**DATASET CONTENT:**
'''

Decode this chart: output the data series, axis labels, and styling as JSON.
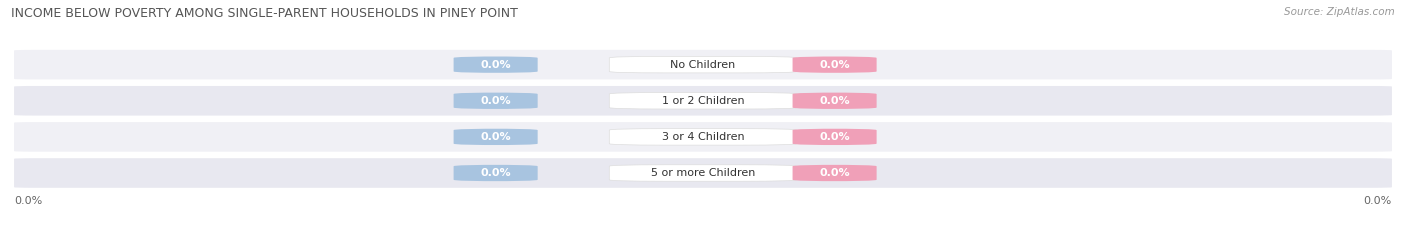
{
  "title": "INCOME BELOW POVERTY AMONG SINGLE-PARENT HOUSEHOLDS IN PINEY POINT",
  "source": "Source: ZipAtlas.com",
  "categories": [
    "No Children",
    "1 or 2 Children",
    "3 or 4 Children",
    "5 or more Children"
  ],
  "single_father_values": [
    0.0,
    0.0,
    0.0,
    0.0
  ],
  "single_mother_values": [
    0.0,
    0.0,
    0.0,
    0.0
  ],
  "father_color": "#a8c4e0",
  "mother_color": "#f0a0b8",
  "row_bg_colors": [
    "#f0f0f5",
    "#e8e8f0"
  ],
  "title_fontsize": 9,
  "source_fontsize": 7.5,
  "label_fontsize": 8,
  "cat_fontsize": 8,
  "tick_fontsize": 8,
  "figsize": [
    14.06,
    2.33
  ],
  "dpi": 100
}
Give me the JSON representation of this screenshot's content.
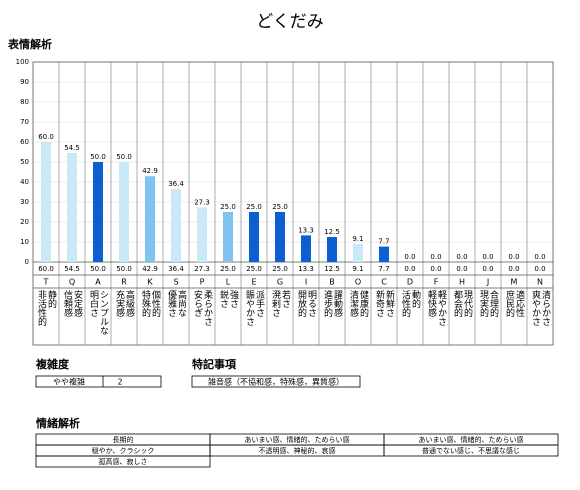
{
  "chart_data": {
    "type": "bar",
    "title": "どくだみ",
    "subtitle": "表情解析",
    "categories": [
      "T",
      "Q",
      "A",
      "R",
      "K",
      "S",
      "P",
      "L",
      "E",
      "G",
      "I",
      "B",
      "O",
      "C",
      "D",
      "F",
      "H",
      "J",
      "M",
      "N"
    ],
    "labels": [
      [
        "非活性的",
        "静的"
      ],
      [
        "信頼感",
        "安定感"
      ],
      [
        "明白さ",
        "シンプルな"
      ],
      [
        "充実感",
        "高級感"
      ],
      [
        "特殊的",
        "個性的"
      ],
      [
        "優雅さ",
        "高尚な"
      ],
      [
        "安らぎ",
        "柔らかさ"
      ],
      [
        "鋭さ",
        "強さ"
      ],
      [
        "賑やかさ",
        "派手さ"
      ],
      [
        "溌剌さ",
        "若さ"
      ],
      [
        "開放的",
        "明るさ"
      ],
      [
        "進歩的",
        "躍動感"
      ],
      [
        "清潔感",
        "健康的"
      ],
      [
        "新奇さ",
        "新鮮さ"
      ],
      [
        "活性的",
        "動的"
      ],
      [
        "軽快感",
        "軽やかさ"
      ],
      [
        "都会的",
        "現代的"
      ],
      [
        "現実的",
        "合理的"
      ],
      [
        "庶民的",
        "適応性"
      ],
      [
        "爽やかさ",
        "清らかさ"
      ]
    ],
    "values": [
      60,
      54.5,
      50,
      50,
      42.9,
      36.4,
      27.3,
      25,
      25,
      25,
      13.3,
      12.5,
      9.1,
      7.7,
      0,
      0,
      0,
      0,
      0,
      0
    ],
    "value_labels": [
      "60.0",
      "54.5",
      "50.0",
      "50.0",
      "42.9",
      "36.4",
      "27.3",
      "25.0",
      "25.0",
      "25.0",
      "13.3",
      "12.5",
      "9.1",
      "7.7",
      "0.0",
      "0.0",
      "0.0",
      "0.0",
      "0.0",
      "0.0"
    ],
    "colors": [
      "#c9e8f8",
      "#c9e8f8",
      "#0b5fd0",
      "#c9e8f8",
      "#7fc3ee",
      "#c9e8f8",
      "#c9e8f8",
      "#7fc3ee",
      "#0b5fd0",
      "#0b5fd0",
      "#0b5fd0",
      "#0b5fd0",
      "#c9e8f8",
      "#0b5fd0",
      "#c9e8f8",
      "#c9e8f8",
      "#c9e8f8",
      "#c9e8f8",
      "#c9e8f8",
      "#c9e8f8"
    ],
    "ylim": [
      0,
      100
    ],
    "yticks": [
      0,
      10,
      20,
      30,
      40,
      50,
      60,
      70,
      80,
      90,
      100
    ],
    "grid": true
  },
  "complexity": {
    "title": "複雑度",
    "label": "やや複雑",
    "value": "2"
  },
  "notes": {
    "title": "特記事項",
    "text": "雑音感（不協和感，特殊感，異質感）"
  },
  "emotion": {
    "title": "情緒解析",
    "rows": [
      [
        "長期的",
        "あいまい感、情緒的、ためらい感",
        "あいまい感、情緒的、ためらい感"
      ],
      [
        "穏やか、クラシック",
        "不透明感、神秘的、哀感",
        "普通でない感じ、不思議な感じ"
      ],
      [
        "孤高感、寂しさ"
      ]
    ]
  }
}
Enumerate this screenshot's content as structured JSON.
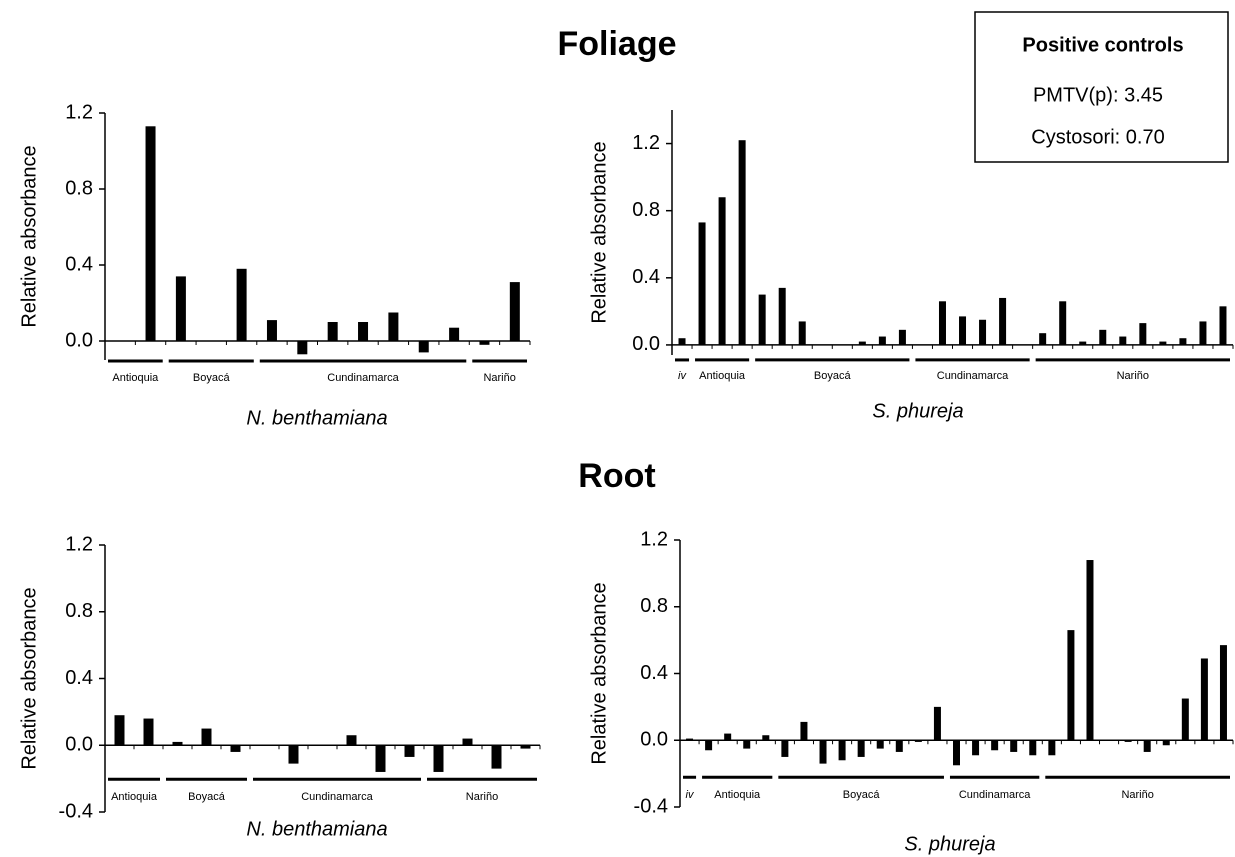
{
  "headings": [
    "Foliage",
    "Root"
  ],
  "positive_controls": {
    "title": "Positive controls",
    "lines": [
      "PMTV(p): 3.45",
      "Cystosori: 0.70"
    ]
  },
  "chart_data": [
    {
      "type": "bar",
      "ylabel": "Relative absorbance",
      "xlabel": "N. benthamiana",
      "color": "#000000",
      "categories": [
        null,
        null,
        null,
        null,
        null,
        null,
        null,
        null,
        null,
        null,
        null,
        null,
        null,
        null
      ],
      "values": [
        0,
        1.13,
        0.34,
        0,
        0.38,
        0.11,
        -0.07,
        0.1,
        0.1,
        0.15,
        -0.06,
        0.07,
        -0.02,
        0.31
      ],
      "groups": [
        {
          "label": "Antioquia",
          "count": 2
        },
        {
          "label": "Boyacá",
          "count": 3
        },
        {
          "label": "Cundinamarca",
          "count": 7
        },
        {
          "label": "Nariño",
          "count": 2
        }
      ],
      "ylim": [
        -0.1,
        1.2
      ],
      "yticks": [
        {
          "value": 0,
          "label": "0.0"
        },
        0.4,
        0.8,
        1.2
      ]
    },
    {
      "type": "bar",
      "ylabel": "Relative absorbance",
      "xlabel": "S. phureja",
      "color": "#000000",
      "categories": [
        null,
        null,
        null,
        null,
        null,
        null,
        null,
        null,
        null,
        null,
        null,
        null,
        null,
        null,
        null,
        null,
        null,
        null,
        null,
        null,
        null,
        null,
        null,
        null,
        null,
        null,
        null,
        null
      ],
      "values": [
        0.04,
        0.73,
        0.88,
        1.22,
        0.3,
        0.34,
        0.14,
        0,
        0,
        0.02,
        0.05,
        0.09,
        0,
        0.26,
        0.17,
        0.15,
        0.28,
        0,
        0.07,
        0.26,
        0.02,
        0.09,
        0.05,
        0.13,
        0.02,
        0.04,
        0.14,
        0.23
      ],
      "groups": [
        {
          "label": "iv",
          "count": 1
        },
        {
          "label": "Antioquia",
          "count": 3
        },
        {
          "label": "Boyacá",
          "count": 8
        },
        {
          "label": "Cundinamarca",
          "count": 6
        },
        {
          "label": "Nariño",
          "count": 10
        }
      ],
      "ylim": [
        -0.06,
        1.4
      ],
      "yticks": [
        {
          "value": 0,
          "label": "0.0"
        },
        0.4,
        0.8,
        1.2
      ]
    },
    {
      "type": "bar",
      "ylabel": "Relative absorbance",
      "xlabel": "N. benthamiana",
      "color": "#000000",
      "categories": [
        null,
        null,
        null,
        null,
        null,
        null,
        null,
        null,
        null,
        null,
        null,
        null,
        null,
        null,
        null
      ],
      "values": [
        0.18,
        0.16,
        0.02,
        0.1,
        -0.04,
        0,
        -0.11,
        0,
        0.06,
        -0.16,
        -0.07,
        -0.16,
        0.04,
        -0.14,
        -0.02
      ],
      "groups": [
        {
          "label": "Antioquia",
          "count": 2
        },
        {
          "label": "Boyacá",
          "count": 3
        },
        {
          "label": "Cundinamarca",
          "count": 6
        },
        {
          "label": "Nariño",
          "count": 4
        }
      ],
      "ylim": [
        -0.4,
        1.2
      ],
      "yticks": [
        -0.4,
        {
          "value": 0,
          "label": "0.0"
        },
        0.4,
        0.8,
        1.2
      ]
    },
    {
      "type": "bar",
      "ylabel": "Relative absorbance",
      "xlabel": "S. phureja",
      "color": "#000000",
      "categories": [
        null,
        null,
        null,
        null,
        null,
        null,
        null,
        null,
        null,
        null,
        null,
        null,
        null,
        null,
        null,
        null,
        null,
        null,
        null,
        null,
        null,
        null,
        null,
        null,
        null,
        null,
        null,
        null,
        null
      ],
      "values": [
        0.01,
        -0.06,
        0.04,
        -0.05,
        0.03,
        -0.1,
        0.11,
        -0.14,
        -0.12,
        -0.1,
        -0.05,
        -0.07,
        -0.01,
        0.2,
        -0.15,
        -0.09,
        -0.06,
        -0.07,
        -0.09,
        -0.09,
        0.66,
        1.08,
        0,
        -0.01,
        -0.07,
        -0.03,
        0.25,
        0.49,
        0.57
      ],
      "groups": [
        {
          "label": "iv",
          "count": 1
        },
        {
          "label": "Antioquia",
          "count": 4
        },
        {
          "label": "Boyacá",
          "count": 9
        },
        {
          "label": "Cundinamarca",
          "count": 5
        },
        {
          "label": "Nariño",
          "count": 10
        }
      ],
      "ylim": [
        -0.4,
        1.2
      ],
      "yticks": [
        -0.4,
        {
          "value": 0,
          "label": "0.0"
        },
        0.4,
        0.8,
        1.2
      ]
    }
  ]
}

'''

**THE EXERCISE:** Find the lines containing "Children" and pull them out.

**REPLY:**
    "No Children",
    "1 or 2 Children",
    "3 or 4 Children",
    "5 or more Children"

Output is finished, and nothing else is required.